● **Description of the task**:
Copy each line containing the word "Sanna" from the records that follow, please.

● **Task material**:
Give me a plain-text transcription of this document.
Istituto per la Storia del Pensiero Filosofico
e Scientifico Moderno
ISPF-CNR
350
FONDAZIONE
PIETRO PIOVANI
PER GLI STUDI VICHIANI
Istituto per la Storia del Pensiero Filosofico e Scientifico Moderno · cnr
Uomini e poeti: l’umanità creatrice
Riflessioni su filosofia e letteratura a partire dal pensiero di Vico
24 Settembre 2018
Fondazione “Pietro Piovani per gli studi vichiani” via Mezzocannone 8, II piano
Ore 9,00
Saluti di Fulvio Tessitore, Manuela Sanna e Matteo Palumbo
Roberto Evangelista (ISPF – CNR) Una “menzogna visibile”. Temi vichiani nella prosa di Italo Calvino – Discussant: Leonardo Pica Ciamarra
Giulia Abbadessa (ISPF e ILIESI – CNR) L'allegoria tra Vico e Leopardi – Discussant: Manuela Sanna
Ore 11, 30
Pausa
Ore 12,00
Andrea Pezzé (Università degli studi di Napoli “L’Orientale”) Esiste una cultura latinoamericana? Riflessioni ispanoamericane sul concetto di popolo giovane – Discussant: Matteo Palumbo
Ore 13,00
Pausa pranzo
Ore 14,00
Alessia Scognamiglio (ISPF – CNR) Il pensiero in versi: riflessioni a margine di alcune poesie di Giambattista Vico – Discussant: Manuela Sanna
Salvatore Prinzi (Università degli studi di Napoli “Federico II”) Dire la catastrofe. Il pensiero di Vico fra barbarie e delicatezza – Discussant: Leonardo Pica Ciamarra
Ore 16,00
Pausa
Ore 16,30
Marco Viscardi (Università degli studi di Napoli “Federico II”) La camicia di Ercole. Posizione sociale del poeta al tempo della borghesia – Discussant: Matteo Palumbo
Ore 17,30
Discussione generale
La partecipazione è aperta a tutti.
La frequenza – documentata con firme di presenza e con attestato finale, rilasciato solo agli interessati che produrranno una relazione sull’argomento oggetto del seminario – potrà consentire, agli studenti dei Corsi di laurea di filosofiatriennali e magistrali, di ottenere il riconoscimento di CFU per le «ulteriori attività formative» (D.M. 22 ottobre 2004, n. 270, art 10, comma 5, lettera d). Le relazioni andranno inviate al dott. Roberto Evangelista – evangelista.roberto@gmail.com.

● **Complete answer**:
Saluti di Fulvio Tessitore, Manuela Sanna e Matteo Palumbo
Giulia Abbadessa (ISPF e ILIESI – CNR) L'allegoria tra Vico e Leopardi – Discussant: Manuela Sanna
Alessia Scognamiglio (ISPF – CNR) Il pensiero in versi: riflessioni a margine di alcune poesie di Giambattista Vico – Discussant: Manuela Sanna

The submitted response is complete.